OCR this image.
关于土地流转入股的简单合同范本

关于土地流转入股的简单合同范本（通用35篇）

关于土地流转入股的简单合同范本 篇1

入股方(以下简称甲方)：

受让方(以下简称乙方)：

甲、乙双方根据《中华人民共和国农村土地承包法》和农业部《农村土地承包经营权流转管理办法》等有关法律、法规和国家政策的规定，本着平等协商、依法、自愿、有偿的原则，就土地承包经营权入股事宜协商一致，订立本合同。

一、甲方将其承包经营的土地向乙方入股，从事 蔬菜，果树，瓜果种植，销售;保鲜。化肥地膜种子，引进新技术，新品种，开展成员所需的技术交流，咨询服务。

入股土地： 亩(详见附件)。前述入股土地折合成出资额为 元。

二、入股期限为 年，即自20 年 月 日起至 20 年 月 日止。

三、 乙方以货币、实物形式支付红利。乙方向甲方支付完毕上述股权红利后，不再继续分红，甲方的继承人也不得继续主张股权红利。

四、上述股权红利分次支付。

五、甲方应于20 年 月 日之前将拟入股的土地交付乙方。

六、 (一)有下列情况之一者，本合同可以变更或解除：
○ ○ ○ ○
→ Task to carry out
Produce an exact copy of all the records.

→ Output
OCR this image.
关于土地流转入股的简单合同范本

关于土地流转入股的简单合同范本（通用35篇）

关于土地流转入股的简单合同范本 篇1

入股方(以下简称甲方)：

受让方(以下简称乙方)：

甲、乙双方根据《中华人民共和国农村土地承包法》和农业部《农村土地承包经营权流转管理办法》等有关法律、法规和国家政策的规定，本着平等协商、依法、自愿、有偿的原则，就土地承包经营权入股事宜协商一致，订立本合同。

一、甲方将其承包经营的土地向乙方入股，从事 蔬菜，果树，瓜果种植，销售;保鲜。化肥地膜种子，引进新技术，新品种，开展成员所需的技术交流，咨询服务。

入股土地： 亩(详见附件)。前述入股土地折合成出资额为 元。

二、入股期限为 年，即自20 年 月 日起至 20 年 月 日止。

三、 乙方以货币、实物形式支付红利。乙方向甲方支付完毕上述股权红利后，不再继续分红，甲方的继承人也不得继续主张股权红利。

四、上述股权红利分次支付。

五、甲方应于20 年 月 日之前将拟入股的土地交付乙方。

六、 (一)有下列情况之一者，本合同可以变更或解除：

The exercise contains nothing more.